BEGIN Exercise materials
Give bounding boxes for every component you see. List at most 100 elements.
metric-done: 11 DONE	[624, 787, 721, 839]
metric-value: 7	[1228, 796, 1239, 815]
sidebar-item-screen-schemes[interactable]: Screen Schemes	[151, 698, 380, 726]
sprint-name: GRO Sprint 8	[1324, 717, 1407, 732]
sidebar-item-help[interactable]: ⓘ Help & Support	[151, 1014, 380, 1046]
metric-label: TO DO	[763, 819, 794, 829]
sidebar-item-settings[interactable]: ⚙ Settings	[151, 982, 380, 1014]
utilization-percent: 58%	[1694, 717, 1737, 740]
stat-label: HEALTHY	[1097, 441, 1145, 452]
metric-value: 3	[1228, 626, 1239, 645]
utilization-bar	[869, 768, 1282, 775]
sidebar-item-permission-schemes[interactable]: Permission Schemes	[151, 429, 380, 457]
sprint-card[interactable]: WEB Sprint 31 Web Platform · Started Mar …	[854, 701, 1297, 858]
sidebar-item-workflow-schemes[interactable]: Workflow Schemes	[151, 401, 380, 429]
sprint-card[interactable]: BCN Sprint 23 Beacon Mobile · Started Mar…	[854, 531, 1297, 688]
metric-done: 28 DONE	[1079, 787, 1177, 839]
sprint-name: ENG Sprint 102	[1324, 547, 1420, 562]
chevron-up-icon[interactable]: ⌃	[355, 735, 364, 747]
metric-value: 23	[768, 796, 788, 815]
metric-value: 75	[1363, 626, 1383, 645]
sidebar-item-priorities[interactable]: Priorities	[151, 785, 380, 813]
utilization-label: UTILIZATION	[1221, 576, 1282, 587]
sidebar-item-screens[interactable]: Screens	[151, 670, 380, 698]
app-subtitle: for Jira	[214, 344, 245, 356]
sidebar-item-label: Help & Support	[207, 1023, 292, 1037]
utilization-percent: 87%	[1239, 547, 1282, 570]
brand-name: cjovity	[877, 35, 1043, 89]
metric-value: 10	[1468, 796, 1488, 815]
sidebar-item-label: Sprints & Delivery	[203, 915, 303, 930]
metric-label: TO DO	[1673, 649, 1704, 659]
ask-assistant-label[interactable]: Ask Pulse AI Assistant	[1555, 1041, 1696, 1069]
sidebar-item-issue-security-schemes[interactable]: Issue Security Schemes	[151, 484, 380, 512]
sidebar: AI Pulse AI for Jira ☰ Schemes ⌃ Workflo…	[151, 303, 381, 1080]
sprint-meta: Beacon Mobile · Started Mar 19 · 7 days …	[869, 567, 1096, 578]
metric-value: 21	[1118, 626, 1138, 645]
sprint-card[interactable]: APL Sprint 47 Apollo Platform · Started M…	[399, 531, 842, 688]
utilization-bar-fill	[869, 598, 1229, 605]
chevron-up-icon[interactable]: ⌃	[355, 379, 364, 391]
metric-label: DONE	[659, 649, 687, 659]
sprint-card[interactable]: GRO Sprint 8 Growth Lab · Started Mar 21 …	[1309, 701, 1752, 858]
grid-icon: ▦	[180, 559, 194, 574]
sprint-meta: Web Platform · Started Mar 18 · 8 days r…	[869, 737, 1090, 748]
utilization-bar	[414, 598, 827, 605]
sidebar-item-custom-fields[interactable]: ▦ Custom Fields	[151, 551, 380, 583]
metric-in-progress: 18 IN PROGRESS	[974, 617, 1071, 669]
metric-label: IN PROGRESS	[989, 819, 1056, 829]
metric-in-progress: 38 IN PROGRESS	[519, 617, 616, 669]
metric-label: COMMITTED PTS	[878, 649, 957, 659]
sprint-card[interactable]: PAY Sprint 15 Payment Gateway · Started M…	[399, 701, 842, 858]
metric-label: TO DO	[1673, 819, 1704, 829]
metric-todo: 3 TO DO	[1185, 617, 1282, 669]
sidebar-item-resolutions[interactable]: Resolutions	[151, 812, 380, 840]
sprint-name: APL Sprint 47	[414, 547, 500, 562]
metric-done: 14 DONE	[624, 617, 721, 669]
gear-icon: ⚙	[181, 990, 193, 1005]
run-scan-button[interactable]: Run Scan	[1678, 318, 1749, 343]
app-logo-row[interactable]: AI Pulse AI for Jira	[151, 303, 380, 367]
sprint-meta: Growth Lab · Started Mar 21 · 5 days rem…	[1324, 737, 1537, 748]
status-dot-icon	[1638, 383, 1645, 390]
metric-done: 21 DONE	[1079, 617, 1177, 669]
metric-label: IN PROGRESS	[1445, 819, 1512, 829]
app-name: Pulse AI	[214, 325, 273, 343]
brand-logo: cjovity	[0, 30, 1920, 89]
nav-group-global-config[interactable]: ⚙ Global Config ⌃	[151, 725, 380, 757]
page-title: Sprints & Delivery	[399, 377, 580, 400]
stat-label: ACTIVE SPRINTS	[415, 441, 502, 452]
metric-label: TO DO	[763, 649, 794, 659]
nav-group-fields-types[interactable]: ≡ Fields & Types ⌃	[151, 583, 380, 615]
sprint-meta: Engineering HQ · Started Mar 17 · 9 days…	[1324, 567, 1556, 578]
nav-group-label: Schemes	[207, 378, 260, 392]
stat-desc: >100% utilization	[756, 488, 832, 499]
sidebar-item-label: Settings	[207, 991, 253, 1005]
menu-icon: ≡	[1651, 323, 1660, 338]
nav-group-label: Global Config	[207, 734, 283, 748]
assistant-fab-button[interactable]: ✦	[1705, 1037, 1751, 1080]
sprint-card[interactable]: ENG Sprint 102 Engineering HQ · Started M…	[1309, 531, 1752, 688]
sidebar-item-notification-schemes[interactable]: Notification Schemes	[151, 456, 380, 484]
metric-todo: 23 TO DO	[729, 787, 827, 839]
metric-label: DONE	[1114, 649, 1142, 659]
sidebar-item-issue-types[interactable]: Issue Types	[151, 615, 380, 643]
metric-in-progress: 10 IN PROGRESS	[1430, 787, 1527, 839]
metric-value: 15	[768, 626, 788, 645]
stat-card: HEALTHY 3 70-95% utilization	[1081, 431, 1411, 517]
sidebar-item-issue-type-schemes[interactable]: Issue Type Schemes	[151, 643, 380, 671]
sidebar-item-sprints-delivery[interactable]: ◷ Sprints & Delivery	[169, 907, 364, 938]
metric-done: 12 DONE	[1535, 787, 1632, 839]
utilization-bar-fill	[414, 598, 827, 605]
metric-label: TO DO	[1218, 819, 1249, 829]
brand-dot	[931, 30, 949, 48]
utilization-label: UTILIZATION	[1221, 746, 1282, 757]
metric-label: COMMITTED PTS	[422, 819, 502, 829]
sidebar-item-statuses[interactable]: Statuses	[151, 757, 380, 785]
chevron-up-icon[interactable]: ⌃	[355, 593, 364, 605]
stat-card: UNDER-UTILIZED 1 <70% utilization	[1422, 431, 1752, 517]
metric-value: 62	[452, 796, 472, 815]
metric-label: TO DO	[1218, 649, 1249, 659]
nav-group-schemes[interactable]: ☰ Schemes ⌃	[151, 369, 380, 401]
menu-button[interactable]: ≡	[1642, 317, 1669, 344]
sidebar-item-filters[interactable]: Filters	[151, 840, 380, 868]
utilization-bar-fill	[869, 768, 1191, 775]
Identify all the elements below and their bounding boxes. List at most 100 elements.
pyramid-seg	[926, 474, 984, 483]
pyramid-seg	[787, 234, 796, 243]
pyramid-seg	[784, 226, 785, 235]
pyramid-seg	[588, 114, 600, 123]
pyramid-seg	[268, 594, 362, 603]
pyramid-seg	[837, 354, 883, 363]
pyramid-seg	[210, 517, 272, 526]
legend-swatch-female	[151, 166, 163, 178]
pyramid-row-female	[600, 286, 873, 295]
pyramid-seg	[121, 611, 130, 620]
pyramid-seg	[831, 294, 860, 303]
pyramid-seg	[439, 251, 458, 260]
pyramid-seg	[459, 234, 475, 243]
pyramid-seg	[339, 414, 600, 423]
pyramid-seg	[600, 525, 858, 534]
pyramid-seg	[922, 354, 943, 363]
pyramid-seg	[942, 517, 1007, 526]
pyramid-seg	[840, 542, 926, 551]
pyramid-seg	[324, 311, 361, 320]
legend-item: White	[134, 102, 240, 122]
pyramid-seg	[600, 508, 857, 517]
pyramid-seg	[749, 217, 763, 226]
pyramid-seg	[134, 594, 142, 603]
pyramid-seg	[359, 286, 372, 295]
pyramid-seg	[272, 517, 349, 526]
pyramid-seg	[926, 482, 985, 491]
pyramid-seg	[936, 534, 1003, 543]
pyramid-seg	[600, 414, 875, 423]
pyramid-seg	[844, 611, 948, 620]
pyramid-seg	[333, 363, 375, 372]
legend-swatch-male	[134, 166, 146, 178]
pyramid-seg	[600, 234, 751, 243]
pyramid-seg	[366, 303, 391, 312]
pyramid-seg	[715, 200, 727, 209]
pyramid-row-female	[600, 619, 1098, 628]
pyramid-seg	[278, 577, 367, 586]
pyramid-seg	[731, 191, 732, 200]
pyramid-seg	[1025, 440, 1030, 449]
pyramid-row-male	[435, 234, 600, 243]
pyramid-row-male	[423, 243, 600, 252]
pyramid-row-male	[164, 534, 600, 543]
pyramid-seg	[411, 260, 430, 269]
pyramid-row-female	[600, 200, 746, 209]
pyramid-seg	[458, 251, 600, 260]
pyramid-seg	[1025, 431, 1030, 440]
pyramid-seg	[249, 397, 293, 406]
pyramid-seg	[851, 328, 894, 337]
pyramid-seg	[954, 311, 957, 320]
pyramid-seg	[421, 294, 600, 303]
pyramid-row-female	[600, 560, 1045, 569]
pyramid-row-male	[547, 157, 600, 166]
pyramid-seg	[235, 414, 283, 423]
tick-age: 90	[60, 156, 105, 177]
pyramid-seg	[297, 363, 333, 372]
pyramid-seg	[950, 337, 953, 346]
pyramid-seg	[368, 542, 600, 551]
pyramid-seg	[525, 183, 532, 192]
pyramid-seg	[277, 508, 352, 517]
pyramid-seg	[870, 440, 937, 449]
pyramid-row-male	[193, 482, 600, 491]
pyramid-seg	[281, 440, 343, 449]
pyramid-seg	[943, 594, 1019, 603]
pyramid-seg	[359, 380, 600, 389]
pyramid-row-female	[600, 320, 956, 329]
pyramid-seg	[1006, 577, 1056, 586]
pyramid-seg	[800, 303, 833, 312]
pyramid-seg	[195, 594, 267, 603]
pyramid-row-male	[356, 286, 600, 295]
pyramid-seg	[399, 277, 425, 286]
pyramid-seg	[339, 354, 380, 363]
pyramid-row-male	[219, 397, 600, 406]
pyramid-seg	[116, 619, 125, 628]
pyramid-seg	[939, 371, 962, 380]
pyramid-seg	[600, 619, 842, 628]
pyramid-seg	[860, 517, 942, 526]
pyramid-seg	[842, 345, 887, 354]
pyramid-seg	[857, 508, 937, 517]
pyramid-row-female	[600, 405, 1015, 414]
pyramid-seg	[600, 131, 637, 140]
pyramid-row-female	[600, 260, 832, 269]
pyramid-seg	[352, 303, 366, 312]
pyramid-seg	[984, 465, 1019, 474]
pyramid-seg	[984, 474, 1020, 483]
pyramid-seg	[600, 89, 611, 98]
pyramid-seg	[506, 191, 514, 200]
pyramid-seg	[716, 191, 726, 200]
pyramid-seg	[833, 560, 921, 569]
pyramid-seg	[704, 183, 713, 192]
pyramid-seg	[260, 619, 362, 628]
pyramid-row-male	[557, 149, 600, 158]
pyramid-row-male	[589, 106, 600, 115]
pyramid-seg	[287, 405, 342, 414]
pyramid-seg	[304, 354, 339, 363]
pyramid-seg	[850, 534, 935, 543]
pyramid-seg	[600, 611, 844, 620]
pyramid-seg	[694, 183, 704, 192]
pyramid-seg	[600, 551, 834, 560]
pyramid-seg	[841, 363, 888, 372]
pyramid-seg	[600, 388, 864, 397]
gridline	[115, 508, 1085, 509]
END Exercise materials
__Task goal__
Please extract every line of the material above that contains the string "todo", matching case exactly.

__Written response__
metric-todo: 3 TO DO	[1185, 617, 1282, 669]
metric-todo: 23 TO DO	[729, 787, 827, 839]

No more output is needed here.